• _THE REQUEST_
Make an exact copy of all the entries below, with the pictures left out.

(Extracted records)
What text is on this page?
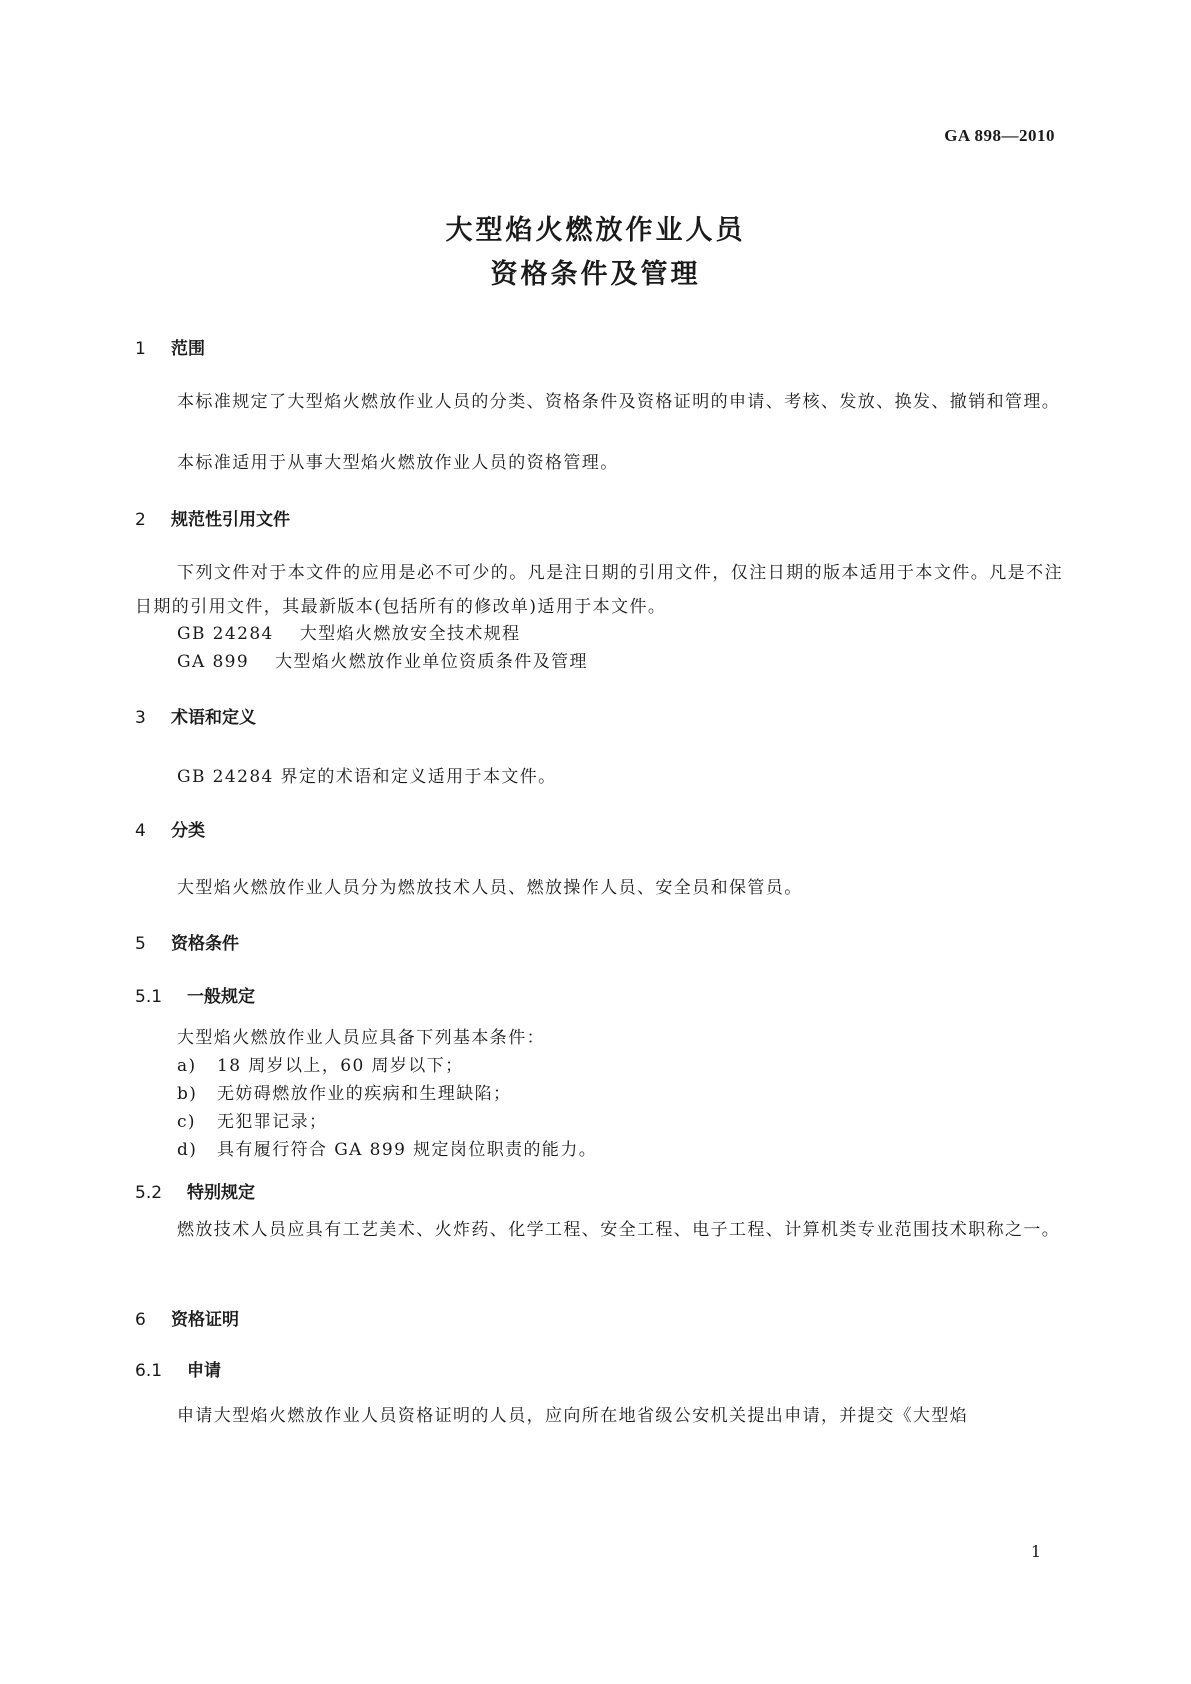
GA 898—2010
大型焰火燃放作业人员
资格条件及管理
1 范围
本标准规定了大型焰火燃放作业人员的分类、资格条件及资格证明的申请、考核、发放、换发、撤销和管理。
本标准适用于从事大型焰火燃放作业人员的资格管理。
2 规范性引用文件
下列文件对于本文件的应用是必不可少的。凡是注日期的引用文件，仅注日期的版本适用于本文件。凡是不注日期的引用文件，其最新版本(包括所有的修改单)适用于本文件。
GB 24284 大型焰火燃放安全技术规程
GA 899 大型焰火燃放作业单位资质条件及管理
3 术语和定义
GB 24284 界定的术语和定义适用于本文件。
4 分类
大型焰火燃放作业人员分为燃放技术人员、燃放操作人员、安全员和保管员。
5 资格条件
5.1 一般规定
大型焰火燃放作业人员应具备下列基本条件：
a) 18 周岁以上，60 周岁以下；
b) 无妨碍燃放作业的疾病和生理缺陷；
c) 无犯罪记录；
d) 具有履行符合 GA 899 规定岗位职责的能力。
5.2 特别规定
燃放技术人员应具有工艺美术、火炸药、化学工程、安全工程、电子工程、计算机类专业范围技术职称之一。
6 资格证明
6.1 申请
申请大型焰火燃放作业人员资格证明的人员，应向所在地省级公安机关提出申请，并提交《大型焰
1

• _ANSWER FOR THE TASK_
What text is on this page?
GA 898—2010
大型焰火燃放作业人员
资格条件及管理
1 范围
本标准规定了大型焰火燃放作业人员的分类、资格条件及资格证明的申请、考核、发放、换发、撤销和管理。
本标准适用于从事大型焰火燃放作业人员的资格管理。
2 规范性引用文件
下列文件对于本文件的应用是必不可少的。凡是注日期的引用文件，仅注日期的版本适用于本文件。凡是不注日期的引用文件，其最新版本(包括所有的修改单)适用于本文件。
GB 24284 大型焰火燃放安全技术规程
GA 899 大型焰火燃放作业单位资质条件及管理
3 术语和定义
GB 24284 界定的术语和定义适用于本文件。
4 分类
大型焰火燃放作业人员分为燃放技术人员、燃放操作人员、安全员和保管员。
5 资格条件
5.1 一般规定
大型焰火燃放作业人员应具备下列基本条件：
a) 18 周岁以上，60 周岁以下；
b) 无妨碍燃放作业的疾病和生理缺陷；
c) 无犯罪记录；
d) 具有履行符合 GA 899 规定岗位职责的能力。
5.2 特别规定
燃放技术人员应具有工艺美术、火炸药、化学工程、安全工程、电子工程、计算机类专业范围技术职称之一。
6 资格证明
6.1 申请
申请大型焰火燃放作业人员资格证明的人员，应向所在地省级公安机关提出申请，并提交《大型焰
1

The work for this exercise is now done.